Dataset records

^^^^

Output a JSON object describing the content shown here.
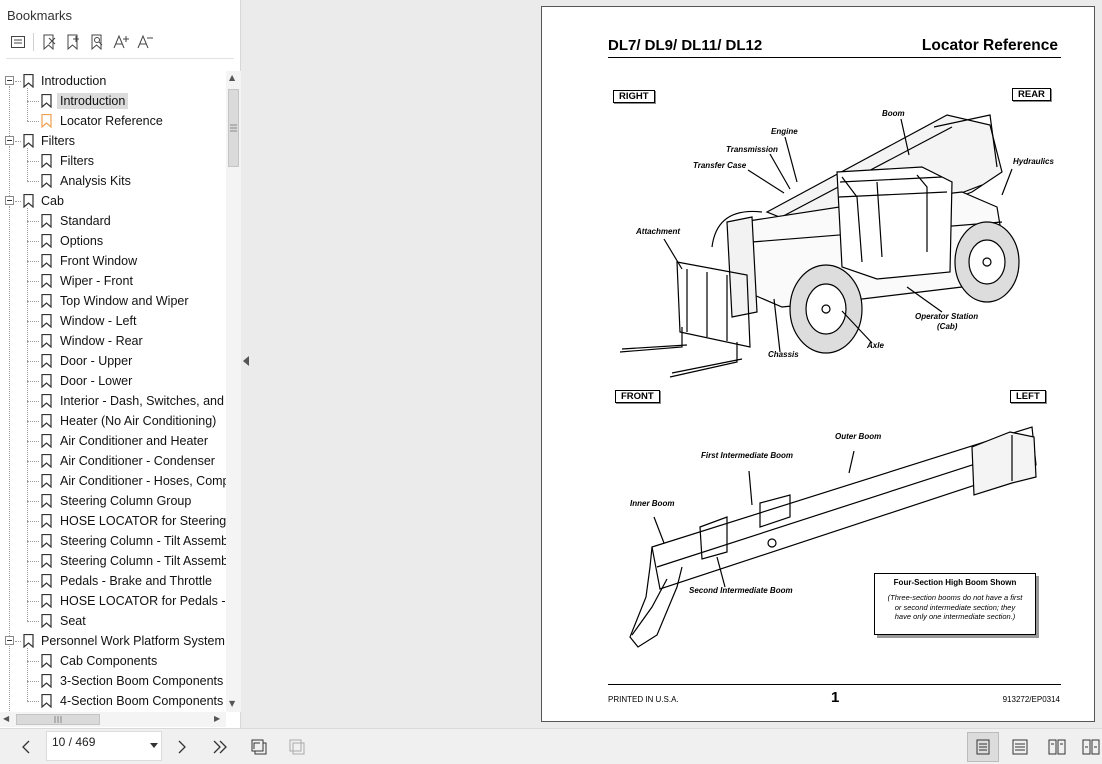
{
  "sidebar": {
    "title": "Bookmarks",
    "toolbar": [
      "bookmark-menu-icon",
      "delete-bookmark-icon",
      "add-bookmark-icon",
      "find-bookmark-icon",
      "increase-font-icon",
      "decrease-font-icon"
    ],
    "selected": "Introduction",
    "items": [
      {
        "label": "Introduction",
        "level": 0,
        "expanded": true
      },
      {
        "label": "Introduction",
        "level": 1,
        "selected": true
      },
      {
        "label": "Locator Reference",
        "level": 1,
        "accent": true
      },
      {
        "label": "Filters",
        "level": 0,
        "expanded": true
      },
      {
        "label": "Filters",
        "level": 1
      },
      {
        "label": "Analysis Kits",
        "level": 1
      },
      {
        "label": "Cab",
        "level": 0,
        "expanded": true
      },
      {
        "label": "Standard",
        "level": 1
      },
      {
        "label": "Options",
        "level": 1
      },
      {
        "label": "Front Window",
        "level": 1
      },
      {
        "label": "Wiper - Front",
        "level": 1
      },
      {
        "label": "Top Window and Wiper",
        "level": 1
      },
      {
        "label": "Window - Left",
        "level": 1
      },
      {
        "label": "Window - Rear",
        "level": 1
      },
      {
        "label": "Door - Upper",
        "level": 1
      },
      {
        "label": "Door - Lower",
        "level": 1
      },
      {
        "label": "Interior - Dash, Switches, and Pa",
        "level": 1
      },
      {
        "label": "Heater (No Air Conditioning)",
        "level": 1
      },
      {
        "label": "Air Conditioner and Heater",
        "level": 1
      },
      {
        "label": "Air Conditioner - Condenser",
        "level": 1
      },
      {
        "label": "Air Conditioner - Hoses, Compr",
        "level": 1
      },
      {
        "label": "Steering Column Group",
        "level": 1
      },
      {
        "label": "HOSE LOCATOR for Steering Co",
        "level": 1
      },
      {
        "label": "Steering Column - Tilt Assembl",
        "level": 1
      },
      {
        "label": "Steering Column - Tilt Assembl",
        "level": 1
      },
      {
        "label": "Pedals - Brake and Throttle",
        "level": 1
      },
      {
        "label": "HOSE LOCATOR for Pedals - Br",
        "level": 1
      },
      {
        "label": "Seat",
        "level": 1
      },
      {
        "label": "Personnel Work Platform System",
        "level": 0,
        "expanded": true
      },
      {
        "label": "Cab Components",
        "level": 1
      },
      {
        "label": "3-Section Boom Components (",
        "level": 1
      },
      {
        "label": "4-Section Boom Components (",
        "level": 1
      }
    ]
  },
  "document": {
    "header_left": "DL7/ DL9/ DL11/ DL12",
    "header_right": "Locator Reference",
    "top_diagram": {
      "corner_labels": {
        "right": "RIGHT",
        "rear": "REAR"
      },
      "callouts": {
        "boom": "Boom",
        "engine": "Engine",
        "transmission": "Transmission",
        "transfer_case": "Transfer Case",
        "hydraulics": "Hydraulics",
        "attachment": "Attachment",
        "operator_station_1": "Operator Station",
        "operator_station_2": "(Cab)",
        "axle": "Axle",
        "chassis": "Chassis"
      }
    },
    "bottom_diagram": {
      "corner_labels": {
        "front": "FRONT",
        "left": "LEFT"
      },
      "callouts": {
        "outer_boom": "Outer Boom",
        "first_intermediate": "First Intermediate Boom",
        "inner_boom": "Inner Boom",
        "second_intermediate": "Second Intermediate Boom"
      },
      "note_title": "Four-Section High Boom Shown",
      "note_lines": [
        "(Three-section booms do not have a first",
        "or second intermediate section; they",
        "have only one intermediate section.)"
      ]
    },
    "footer_left": "PRINTED IN U.S.A.",
    "page_number": "1",
    "footer_right": "913272/EP0314"
  },
  "navigation": {
    "page_indicator": "10 / 469"
  },
  "colors": {
    "bookmark_accent": "#f0a050",
    "selection": "#dcdcdc"
  }
}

^^^^

• _REQUIREMENTS_: Go through the listing above and write it out again exactly, dropping the pictures.

• _REPLY TO THE TASK_:
Output a JSON object describing the content shown here.
{
  "sidebar": {
    "title": "Bookmarks",
    "toolbar": [
      "bookmark-menu-icon",
      "delete-bookmark-icon",
      "add-bookmark-icon",
      "find-bookmark-icon",
      "increase-font-icon",
      "decrease-font-icon"
    ],
    "selected": "Introduction",
    "items": [
      {
        "label": "Introduction",
        "level": 0,
        "expanded": true
      },
      {
        "label": "Introduction",
        "level": 1,
        "selected": true
      },
      {
        "label": "Locator Reference",
        "level": 1,
        "accent": true
      },
      {
        "label": "Filters",
        "level": 0,
        "expanded": true
      },
      {
        "label": "Filters",
        "level": 1
      },
      {
        "label": "Analysis Kits",
        "level": 1
      },
      {
        "label": "Cab",
        "level": 0,
        "expanded": true
      },
      {
        "label": "Standard",
        "level": 1
      },
      {
        "label": "Options",
        "level": 1
      },
      {
        "label": "Front Window",
        "level": 1
      },
      {
        "label": "Wiper - Front",
        "level": 1
      },
      {
        "label": "Top Window and Wiper",
        "level": 1
      },
      {
        "label": "Window - Left",
        "level": 1
      },
      {
        "label": "Window - Rear",
        "level": 1
      },
      {
        "label": "Door - Upper",
        "level": 1
      },
      {
        "label": "Door - Lower",
        "level": 1
      },
      {
        "label": "Interior - Dash, Switches, and Pa",
        "level": 1
      },
      {
        "label": "Heater (No Air Conditioning)",
        "level": 1
      },
      {
        "label": "Air Conditioner and Heater",
        "level": 1
      },
      {
        "label": "Air Conditioner - Condenser",
        "level": 1
      },
      {
        "label": "Air Conditioner - Hoses, Compr",
        "level": 1
      },
      {
        "label": "Steering Column Group",
        "level": 1
      },
      {
        "label": "HOSE LOCATOR for Steering Co",
        "level": 1
      },
      {
        "label": "Steering Column - Tilt Assembl",
        "level": 1
      },
      {
        "label": "Steering Column - Tilt Assembl",
        "level": 1
      },
      {
        "label": "Pedals - Brake and Throttle",
        "level": 1
      },
      {
        "label": "HOSE LOCATOR for Pedals - Br",
        "level": 1
      },
      {
        "label": "Seat",
        "level": 1
      },
      {
        "label": "Personnel Work Platform System",
        "level": 0,
        "expanded": true
      },
      {
        "label": "Cab Components",
        "level": 1
      },
      {
        "label": "3-Section Boom Components (",
        "level": 1
      },
      {
        "label": "4-Section Boom Components (",
        "level": 1
      }
    ]
  },
  "document": {
    "header_left": "DL7/ DL9/ DL11/ DL12",
    "header_right": "Locator Reference",
    "top_diagram": {
      "corner_labels": {
        "right": "RIGHT",
        "rear": "REAR"
      },
      "callouts": {
        "boom": "Boom",
        "engine": "Engine",
        "transmission": "Transmission",
        "transfer_case": "Transfer Case",
        "hydraulics": "Hydraulics",
        "attachment": "Attachment",
        "operator_station_1": "Operator Station",
        "operator_station_2": "(Cab)",
        "axle": "Axle",
        "chassis": "Chassis"
      }
    },
    "bottom_diagram": {
      "corner_labels": {
        "front": "FRONT",
        "left": "LEFT"
      },
      "callouts": {
        "outer_boom": "Outer Boom",
        "first_intermediate": "First Intermediate Boom",
        "inner_boom": "Inner Boom",
        "second_intermediate": "Second Intermediate Boom"
      },
      "note_title": "Four-Section High Boom Shown",
      "note_lines": [
        "(Three-section booms do not have a first",
        "or second intermediate section; they",
        "have only one intermediate section.)"
      ]
    },
    "footer_left": "PRINTED IN U.S.A.",
    "page_number": "1",
    "footer_right": "913272/EP0314"
  },
  "navigation": {
    "page_indicator": "10 / 469"
  },
  "colors": {
    "bookmark_accent": "#f0a050",
    "selection": "#dcdcdc"
  }
}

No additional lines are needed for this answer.